> _WHAT TO DO_
Type the records out again in full, exactly.

> _RECORDS_
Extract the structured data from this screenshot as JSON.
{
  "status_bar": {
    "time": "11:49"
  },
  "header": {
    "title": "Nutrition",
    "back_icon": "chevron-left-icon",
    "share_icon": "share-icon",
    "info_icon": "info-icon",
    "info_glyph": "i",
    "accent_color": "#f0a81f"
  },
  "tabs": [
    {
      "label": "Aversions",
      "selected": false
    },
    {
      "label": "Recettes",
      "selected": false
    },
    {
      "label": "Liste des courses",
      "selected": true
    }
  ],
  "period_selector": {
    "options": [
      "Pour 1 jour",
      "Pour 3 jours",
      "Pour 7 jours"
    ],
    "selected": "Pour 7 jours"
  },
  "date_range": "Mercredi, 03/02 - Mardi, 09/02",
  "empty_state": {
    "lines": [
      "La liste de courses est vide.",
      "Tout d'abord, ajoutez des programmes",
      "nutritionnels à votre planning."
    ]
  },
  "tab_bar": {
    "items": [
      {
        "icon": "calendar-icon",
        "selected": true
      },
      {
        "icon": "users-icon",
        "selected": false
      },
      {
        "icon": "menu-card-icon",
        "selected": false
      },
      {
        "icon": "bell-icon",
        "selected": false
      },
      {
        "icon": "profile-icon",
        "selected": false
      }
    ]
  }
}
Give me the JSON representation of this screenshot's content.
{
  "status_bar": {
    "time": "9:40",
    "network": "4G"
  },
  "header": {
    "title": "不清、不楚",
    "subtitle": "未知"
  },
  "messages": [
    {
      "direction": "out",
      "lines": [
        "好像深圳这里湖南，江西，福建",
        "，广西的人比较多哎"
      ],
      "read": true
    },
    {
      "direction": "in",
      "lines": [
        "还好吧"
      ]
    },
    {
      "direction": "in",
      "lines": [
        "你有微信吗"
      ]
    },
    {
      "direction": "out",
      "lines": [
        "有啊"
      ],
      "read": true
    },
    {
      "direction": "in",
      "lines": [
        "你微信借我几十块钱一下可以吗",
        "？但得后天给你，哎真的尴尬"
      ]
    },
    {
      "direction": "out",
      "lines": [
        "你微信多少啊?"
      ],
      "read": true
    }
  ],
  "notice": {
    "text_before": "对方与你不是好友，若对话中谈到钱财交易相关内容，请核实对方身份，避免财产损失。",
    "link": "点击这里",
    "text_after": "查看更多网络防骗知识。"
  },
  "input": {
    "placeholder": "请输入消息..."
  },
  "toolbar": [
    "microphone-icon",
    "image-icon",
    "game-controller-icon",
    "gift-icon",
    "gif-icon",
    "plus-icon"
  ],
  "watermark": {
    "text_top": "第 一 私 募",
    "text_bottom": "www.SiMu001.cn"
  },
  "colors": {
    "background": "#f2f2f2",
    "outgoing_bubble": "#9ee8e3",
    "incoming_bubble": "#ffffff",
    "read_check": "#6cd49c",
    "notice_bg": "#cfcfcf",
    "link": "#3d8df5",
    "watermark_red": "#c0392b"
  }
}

> _TASK SOLUTION_
Extract the structured data from this screenshot as JSON.
{
  "status_bar": {
    "time": "11:49"
  },
  "header": {
    "title": "Nutrition",
    "back_icon": "chevron-left-icon",
    "share_icon": "share-icon",
    "info_icon": "info-icon",
    "info_glyph": "i",
    "accent_color": "#f0a81f"
  },
  "tabs": [
    {
      "label": "Aversions",
      "selected": false
    },
    {
      "label": "Recettes",
      "selected": false
    },
    {
      "label": "Liste des courses",
      "selected": true
    }
  ],
  "period_selector": {
    "options": [
      "Pour 1 jour",
      "Pour 3 jours",
      "Pour 7 jours"
    ],
    "selected": "Pour 7 jours"
  },
  "date_range": "Mercredi, 03/02 - Mardi, 09/02",
  "empty_state": {
    "lines": [
      "La liste de courses est vide.",
      "Tout d'abord, ajoutez des programmes",
      "nutritionnels à votre planning."
    ]
  },
  "tab_bar": {
    "items": [
      {
        "icon": "calendar-icon",
        "selected": true
      },
      {
        "icon": "users-icon",
        "selected": false
      },
      {
        "icon": "menu-card-icon",
        "selected": false
      },
      {
        "icon": "bell-icon",
        "selected": false
      },
      {
        "icon": "profile-icon",
        "selected": false
      }
    ]
  }
}
Give me the JSON representation of this screenshot's content.
{
  "status_bar": {
    "time": "9:40",
    "network": "4G"
  },
  "header": {
    "title": "不清、不楚",
    "subtitle": "未知"
  },
  "messages": [
    {
      "direction": "out",
      "lines": [
        "好像深圳这里湖南，江西，福建",
        "，广西的人比较多哎"
      ],
      "read": true
    },
    {
      "direction": "in",
      "lines": [
        "还好吧"
      ]
    },
    {
      "direction": "in",
      "lines": [
        "你有微信吗"
      ]
    },
    {
      "direction": "out",
      "lines": [
        "有啊"
      ],
      "read": true
    },
    {
      "direction": "in",
      "lines": [
        "你微信借我几十块钱一下可以吗",
        "？但得后天给你，哎真的尴尬"
      ]
    },
    {
      "direction": "out",
      "lines": [
        "你微信多少啊?"
      ],
      "read": true
    }
  ],
  "notice": {
    "text_before": "对方与你不是好友，若对话中谈到钱财交易相关内容，请核实对方身份，避免财产损失。",
    "link": "点击这里",
    "text_after": "查看更多网络防骗知识。"
  },
  "input": {
    "placeholder": "请输入消息..."
  },
  "toolbar": [
    "microphone-icon",
    "image-icon",
    "game-controller-icon",
    "gift-icon",
    "gif-icon",
    "plus-icon"
  ],
  "watermark": {
    "text_top": "第 一 私 募",
    "text_bottom": "www.SiMu001.cn"
  },
  "colors": {
    "background": "#f2f2f2",
    "outgoing_bubble": "#9ee8e3",
    "incoming_bubble": "#ffffff",
    "read_check": "#6cd49c",
    "notice_bg": "#cfcfcf",
    "link": "#3d8df5",
    "watermark_red": "#c0392b"
  }
}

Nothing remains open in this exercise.